Document excerpt:
Noureen DeWulf (née Ahmed) is an American actress and comedian. She is best known for her film roles in West Bank Story (2005), Ghosts of Girlfriends Past (2009), and The Back-up Plan (2010). She also starred as Lacey on the sitcom Anger Management (2012–2014).

Early life and education
DeWulf was born Noureen Ahmed in New York City to Gujarati Indian parents from Pune, Maharashtra, India  and grew up in Stone Mountain, Georgia. She was raised Nizari Ismaili Muslim. She has two sisters. Her older sister, Aziza, teaches law at Northeastern University in Boston. Her younger sister, Sara, practices law in San Francisco.

DeWulf attended Boston University's School for the Arts and studied international relations and theatre. After graduation, she relocated to Los Angeles to pursue a career in acting. She is fluent in Hindi, Urdu, and Gujarati.

Career

DeWulf began her acting career in the Academy Award-winning short film West Bank Story, where she played the lead role of Fatima, a singing and dancing Palestinian cashier who falls in love with an Israeli soldier. She has been working in comedic television series and films ever since. From 2009-11, she played recurring roles on NBC's Outsourced, TNT's Hawthorne and MTV's The Hard Times of RJ Berger, and appeared in the Lifetime miniseries Maneater.
 
DeWulf has been seen in a number of box-office hits, including Ocean's Thirteen (2007), and The Back-up Plan (2010). She starred opposite Matthew McConaughey in the romantic comedy film Ghosts of Girlfriends Past (2009), and played opposite Jeremy Piven in The Goods: Live Hard, Sell Hard (2009). She starred in The Taqwacores (2010), which premiered at Sundance Film Festival in 2010. She co-starred with Charlie Sheen in the television sitcom Anger Management, which aired from 2012 to 2014 on FX.
In 2014, DeWulf won Best Actress at the Comedy Ninja Film and Screenplay Festival for her portrayal of a murderous temp in the independent film Coffee, Kill Boss.

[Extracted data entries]
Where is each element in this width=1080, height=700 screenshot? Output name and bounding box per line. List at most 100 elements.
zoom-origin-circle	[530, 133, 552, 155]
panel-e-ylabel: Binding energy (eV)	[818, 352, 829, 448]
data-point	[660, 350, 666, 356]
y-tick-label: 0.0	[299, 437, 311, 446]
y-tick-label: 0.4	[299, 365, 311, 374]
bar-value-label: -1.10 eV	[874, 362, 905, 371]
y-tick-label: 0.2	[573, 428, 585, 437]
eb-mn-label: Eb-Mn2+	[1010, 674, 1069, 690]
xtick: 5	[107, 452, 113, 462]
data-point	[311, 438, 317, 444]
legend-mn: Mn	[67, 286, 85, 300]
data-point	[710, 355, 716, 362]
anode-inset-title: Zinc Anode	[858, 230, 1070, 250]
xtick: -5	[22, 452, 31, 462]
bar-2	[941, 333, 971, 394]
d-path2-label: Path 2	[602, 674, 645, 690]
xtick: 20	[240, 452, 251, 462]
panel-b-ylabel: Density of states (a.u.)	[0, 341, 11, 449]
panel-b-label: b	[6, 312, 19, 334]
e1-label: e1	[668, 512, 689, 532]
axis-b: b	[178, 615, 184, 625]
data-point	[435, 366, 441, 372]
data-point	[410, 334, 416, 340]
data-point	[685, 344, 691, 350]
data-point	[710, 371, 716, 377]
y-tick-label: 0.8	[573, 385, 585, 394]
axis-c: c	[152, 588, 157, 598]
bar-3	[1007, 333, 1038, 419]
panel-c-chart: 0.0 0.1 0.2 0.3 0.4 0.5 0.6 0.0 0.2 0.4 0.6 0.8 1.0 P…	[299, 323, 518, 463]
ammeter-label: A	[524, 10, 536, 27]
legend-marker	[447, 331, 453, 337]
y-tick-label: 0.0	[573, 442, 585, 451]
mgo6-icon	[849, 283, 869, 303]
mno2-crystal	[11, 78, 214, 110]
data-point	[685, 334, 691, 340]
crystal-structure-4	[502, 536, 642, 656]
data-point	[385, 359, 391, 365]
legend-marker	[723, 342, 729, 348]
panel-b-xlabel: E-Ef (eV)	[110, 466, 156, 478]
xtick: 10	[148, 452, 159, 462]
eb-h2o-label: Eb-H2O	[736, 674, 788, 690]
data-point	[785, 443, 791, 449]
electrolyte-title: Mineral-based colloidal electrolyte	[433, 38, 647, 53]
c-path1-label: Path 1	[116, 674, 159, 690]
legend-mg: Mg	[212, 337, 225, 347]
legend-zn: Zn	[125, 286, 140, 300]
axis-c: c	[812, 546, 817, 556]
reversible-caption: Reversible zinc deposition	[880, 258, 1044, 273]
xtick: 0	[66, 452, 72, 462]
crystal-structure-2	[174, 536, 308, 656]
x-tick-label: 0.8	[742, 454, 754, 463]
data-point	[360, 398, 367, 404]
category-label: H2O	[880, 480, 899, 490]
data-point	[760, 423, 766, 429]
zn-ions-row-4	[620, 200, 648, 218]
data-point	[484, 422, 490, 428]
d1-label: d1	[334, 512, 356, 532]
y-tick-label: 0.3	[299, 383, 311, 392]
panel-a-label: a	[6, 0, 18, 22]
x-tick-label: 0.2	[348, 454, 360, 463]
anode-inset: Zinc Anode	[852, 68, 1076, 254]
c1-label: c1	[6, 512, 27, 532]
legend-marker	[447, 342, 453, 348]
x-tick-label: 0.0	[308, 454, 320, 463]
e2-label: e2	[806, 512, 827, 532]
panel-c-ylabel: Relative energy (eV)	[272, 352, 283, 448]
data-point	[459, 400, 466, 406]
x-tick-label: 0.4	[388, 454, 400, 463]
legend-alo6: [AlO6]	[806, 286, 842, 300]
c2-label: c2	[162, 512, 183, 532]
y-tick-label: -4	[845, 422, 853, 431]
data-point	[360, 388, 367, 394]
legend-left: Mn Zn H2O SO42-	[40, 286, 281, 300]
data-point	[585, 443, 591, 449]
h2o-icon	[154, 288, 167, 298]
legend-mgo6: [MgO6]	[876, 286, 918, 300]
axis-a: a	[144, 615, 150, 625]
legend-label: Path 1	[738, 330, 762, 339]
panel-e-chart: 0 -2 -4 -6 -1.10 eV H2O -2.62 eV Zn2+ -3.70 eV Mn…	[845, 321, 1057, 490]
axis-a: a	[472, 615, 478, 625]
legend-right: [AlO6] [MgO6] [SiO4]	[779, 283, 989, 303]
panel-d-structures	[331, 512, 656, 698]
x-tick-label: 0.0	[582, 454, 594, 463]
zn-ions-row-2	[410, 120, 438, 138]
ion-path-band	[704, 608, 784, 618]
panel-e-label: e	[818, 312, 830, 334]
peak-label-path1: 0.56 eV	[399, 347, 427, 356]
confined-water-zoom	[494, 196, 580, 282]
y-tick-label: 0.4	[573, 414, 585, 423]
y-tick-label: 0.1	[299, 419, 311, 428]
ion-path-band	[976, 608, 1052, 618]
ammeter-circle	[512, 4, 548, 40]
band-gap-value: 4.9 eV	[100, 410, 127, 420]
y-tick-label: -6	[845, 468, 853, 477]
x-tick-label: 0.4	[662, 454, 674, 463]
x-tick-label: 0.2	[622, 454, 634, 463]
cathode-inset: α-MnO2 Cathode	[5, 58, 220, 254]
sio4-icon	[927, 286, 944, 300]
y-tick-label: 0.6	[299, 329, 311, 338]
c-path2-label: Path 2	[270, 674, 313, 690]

List of tasks:
1) Name every language that the Noureen DeWulf biography says she speaks fluently.
2) Copy out the rows of extracted data entries, starting with the first row and ending with the row that contains "674, 645, 690]". Include both of those rows.

List of solutions:
1) Hindi, Urdu, and Gujarati.

2)
Where is each element in this width=1080, height=700 screenshot? Output name and bounding box per line. List at most 100 elements.
zoom-origin-circle	[530, 133, 552, 155]
panel-e-ylabel: Binding energy (eV)	[818, 352, 829, 448]
data-point	[660, 350, 666, 356]
y-tick-label: 0.0	[299, 437, 311, 446]
y-tick-label: 0.4	[299, 365, 311, 374]
bar-value-label: -1.10 eV	[874, 362, 905, 371]
y-tick-label: 0.2	[573, 428, 585, 437]
eb-mn-label: Eb-Mn2+	[1010, 674, 1069, 690]
xtick: 5	[107, 452, 113, 462]
data-point	[311, 438, 317, 444]
legend-mn: Mn	[67, 286, 85, 300]
data-point	[710, 355, 716, 362]
anode-inset-title: Zinc Anode	[858, 230, 1070, 250]
xtick: -5	[22, 452, 31, 462]
bar-2	[941, 333, 971, 394]
d-path2-label: Path 2	[602, 674, 645, 690]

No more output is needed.